* BEGIN *

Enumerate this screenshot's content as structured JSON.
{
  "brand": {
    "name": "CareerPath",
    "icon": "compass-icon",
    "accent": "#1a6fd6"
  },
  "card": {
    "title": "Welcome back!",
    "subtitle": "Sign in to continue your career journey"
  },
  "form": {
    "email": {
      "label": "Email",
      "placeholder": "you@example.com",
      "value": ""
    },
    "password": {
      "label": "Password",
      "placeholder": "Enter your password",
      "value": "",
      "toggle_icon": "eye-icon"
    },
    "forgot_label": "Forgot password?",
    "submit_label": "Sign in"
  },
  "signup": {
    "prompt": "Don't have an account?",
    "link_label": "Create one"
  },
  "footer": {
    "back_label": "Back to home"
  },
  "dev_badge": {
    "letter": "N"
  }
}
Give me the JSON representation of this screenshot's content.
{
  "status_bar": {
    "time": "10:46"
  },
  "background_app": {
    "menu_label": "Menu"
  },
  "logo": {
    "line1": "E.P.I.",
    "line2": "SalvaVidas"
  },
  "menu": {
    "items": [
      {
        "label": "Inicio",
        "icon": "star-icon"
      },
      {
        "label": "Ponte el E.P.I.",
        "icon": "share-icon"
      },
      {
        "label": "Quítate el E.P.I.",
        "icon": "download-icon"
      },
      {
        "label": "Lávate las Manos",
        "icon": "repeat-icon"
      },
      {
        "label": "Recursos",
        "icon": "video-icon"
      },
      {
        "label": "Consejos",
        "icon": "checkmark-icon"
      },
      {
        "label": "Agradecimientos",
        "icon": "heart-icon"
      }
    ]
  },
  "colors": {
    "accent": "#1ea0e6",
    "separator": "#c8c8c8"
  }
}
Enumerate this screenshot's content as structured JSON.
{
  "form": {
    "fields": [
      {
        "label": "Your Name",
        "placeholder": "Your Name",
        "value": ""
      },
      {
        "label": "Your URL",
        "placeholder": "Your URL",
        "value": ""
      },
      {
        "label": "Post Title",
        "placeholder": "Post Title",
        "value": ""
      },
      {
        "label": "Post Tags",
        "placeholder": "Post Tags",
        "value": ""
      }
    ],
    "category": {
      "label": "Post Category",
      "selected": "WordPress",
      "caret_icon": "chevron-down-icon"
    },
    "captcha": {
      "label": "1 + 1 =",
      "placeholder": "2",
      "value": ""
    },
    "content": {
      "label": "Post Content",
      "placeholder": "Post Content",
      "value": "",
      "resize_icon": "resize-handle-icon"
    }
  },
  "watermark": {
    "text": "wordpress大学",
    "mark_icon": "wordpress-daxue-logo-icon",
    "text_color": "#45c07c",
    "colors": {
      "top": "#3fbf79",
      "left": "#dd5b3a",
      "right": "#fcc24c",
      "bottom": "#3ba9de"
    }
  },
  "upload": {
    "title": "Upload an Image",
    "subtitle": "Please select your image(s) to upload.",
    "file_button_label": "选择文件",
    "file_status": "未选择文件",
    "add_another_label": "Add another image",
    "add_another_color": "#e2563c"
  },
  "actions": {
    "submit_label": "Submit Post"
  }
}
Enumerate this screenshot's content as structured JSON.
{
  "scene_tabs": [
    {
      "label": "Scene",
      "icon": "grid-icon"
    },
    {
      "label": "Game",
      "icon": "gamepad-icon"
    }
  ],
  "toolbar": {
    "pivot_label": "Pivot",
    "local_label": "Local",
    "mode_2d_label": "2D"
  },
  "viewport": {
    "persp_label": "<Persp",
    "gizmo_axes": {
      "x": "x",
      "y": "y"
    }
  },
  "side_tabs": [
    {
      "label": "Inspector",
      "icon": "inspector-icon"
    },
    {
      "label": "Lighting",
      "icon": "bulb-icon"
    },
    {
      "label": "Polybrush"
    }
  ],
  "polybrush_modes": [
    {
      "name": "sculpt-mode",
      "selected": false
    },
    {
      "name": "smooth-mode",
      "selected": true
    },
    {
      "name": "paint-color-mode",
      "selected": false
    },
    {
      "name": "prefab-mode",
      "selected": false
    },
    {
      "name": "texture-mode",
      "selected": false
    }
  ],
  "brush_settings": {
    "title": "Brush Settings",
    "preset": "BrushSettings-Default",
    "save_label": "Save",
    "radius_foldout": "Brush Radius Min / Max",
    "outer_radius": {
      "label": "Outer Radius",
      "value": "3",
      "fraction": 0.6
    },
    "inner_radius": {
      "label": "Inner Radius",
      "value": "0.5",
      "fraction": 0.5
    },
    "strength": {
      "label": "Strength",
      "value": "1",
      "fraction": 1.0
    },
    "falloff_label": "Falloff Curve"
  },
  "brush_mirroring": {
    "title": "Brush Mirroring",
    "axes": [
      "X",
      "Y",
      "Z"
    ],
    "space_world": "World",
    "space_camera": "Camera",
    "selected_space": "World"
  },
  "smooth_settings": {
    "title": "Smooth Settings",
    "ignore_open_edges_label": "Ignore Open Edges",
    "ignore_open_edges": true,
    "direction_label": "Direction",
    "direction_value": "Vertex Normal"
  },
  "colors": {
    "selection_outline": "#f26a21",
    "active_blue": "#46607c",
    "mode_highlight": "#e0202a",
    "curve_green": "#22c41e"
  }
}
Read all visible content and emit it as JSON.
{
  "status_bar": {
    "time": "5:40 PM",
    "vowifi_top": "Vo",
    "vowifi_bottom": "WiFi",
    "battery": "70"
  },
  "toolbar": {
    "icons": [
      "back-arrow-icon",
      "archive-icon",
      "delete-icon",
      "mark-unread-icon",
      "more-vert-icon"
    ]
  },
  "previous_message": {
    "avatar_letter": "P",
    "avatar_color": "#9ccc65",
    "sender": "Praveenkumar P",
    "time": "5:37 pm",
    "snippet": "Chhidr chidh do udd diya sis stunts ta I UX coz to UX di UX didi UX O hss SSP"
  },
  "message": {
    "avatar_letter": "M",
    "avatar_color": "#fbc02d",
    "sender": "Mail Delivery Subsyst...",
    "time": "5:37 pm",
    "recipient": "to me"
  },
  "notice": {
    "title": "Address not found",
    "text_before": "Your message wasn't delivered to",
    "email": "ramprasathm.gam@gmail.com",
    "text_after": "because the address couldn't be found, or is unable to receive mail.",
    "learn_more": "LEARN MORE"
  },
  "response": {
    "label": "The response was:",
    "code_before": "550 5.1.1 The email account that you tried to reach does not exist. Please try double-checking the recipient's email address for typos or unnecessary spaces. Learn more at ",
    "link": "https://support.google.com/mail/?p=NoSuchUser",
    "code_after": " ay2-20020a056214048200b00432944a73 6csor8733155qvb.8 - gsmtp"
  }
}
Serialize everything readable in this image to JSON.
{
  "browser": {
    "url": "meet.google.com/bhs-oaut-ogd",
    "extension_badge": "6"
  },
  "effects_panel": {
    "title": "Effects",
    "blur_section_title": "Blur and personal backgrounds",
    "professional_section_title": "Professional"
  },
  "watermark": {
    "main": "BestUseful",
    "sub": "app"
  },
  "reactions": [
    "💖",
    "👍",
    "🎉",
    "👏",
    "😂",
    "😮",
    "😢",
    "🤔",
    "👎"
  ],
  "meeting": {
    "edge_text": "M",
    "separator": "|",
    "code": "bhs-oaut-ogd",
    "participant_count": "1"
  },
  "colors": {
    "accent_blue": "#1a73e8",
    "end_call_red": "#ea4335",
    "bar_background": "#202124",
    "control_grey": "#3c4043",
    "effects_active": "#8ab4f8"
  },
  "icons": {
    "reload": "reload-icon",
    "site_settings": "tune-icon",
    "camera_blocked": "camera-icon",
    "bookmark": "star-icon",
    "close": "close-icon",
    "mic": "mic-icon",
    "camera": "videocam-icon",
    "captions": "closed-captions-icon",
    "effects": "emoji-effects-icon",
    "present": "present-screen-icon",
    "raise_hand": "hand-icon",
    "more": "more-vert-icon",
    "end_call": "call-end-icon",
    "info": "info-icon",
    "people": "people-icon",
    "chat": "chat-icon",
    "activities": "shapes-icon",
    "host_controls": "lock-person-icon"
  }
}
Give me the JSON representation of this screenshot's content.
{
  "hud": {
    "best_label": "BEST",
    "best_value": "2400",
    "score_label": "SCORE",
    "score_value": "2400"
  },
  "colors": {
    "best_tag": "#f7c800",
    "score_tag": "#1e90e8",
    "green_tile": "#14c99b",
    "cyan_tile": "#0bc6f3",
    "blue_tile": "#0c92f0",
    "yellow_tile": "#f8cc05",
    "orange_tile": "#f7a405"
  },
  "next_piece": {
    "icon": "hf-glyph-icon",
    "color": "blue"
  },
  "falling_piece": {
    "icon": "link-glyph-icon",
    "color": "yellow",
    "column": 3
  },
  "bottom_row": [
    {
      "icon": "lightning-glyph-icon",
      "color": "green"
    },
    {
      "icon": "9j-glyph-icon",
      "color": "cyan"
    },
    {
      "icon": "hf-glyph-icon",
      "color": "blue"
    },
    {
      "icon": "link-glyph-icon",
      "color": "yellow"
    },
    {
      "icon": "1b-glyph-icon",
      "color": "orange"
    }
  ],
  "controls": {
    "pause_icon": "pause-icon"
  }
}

* END *

- [Exercise instructions]: Your task is to list each line of the records with the word "found".

- [Task answer]:
    "title": "Address not found",
    "text_after": "because the address couldn't be found, or is unable to receive mail.",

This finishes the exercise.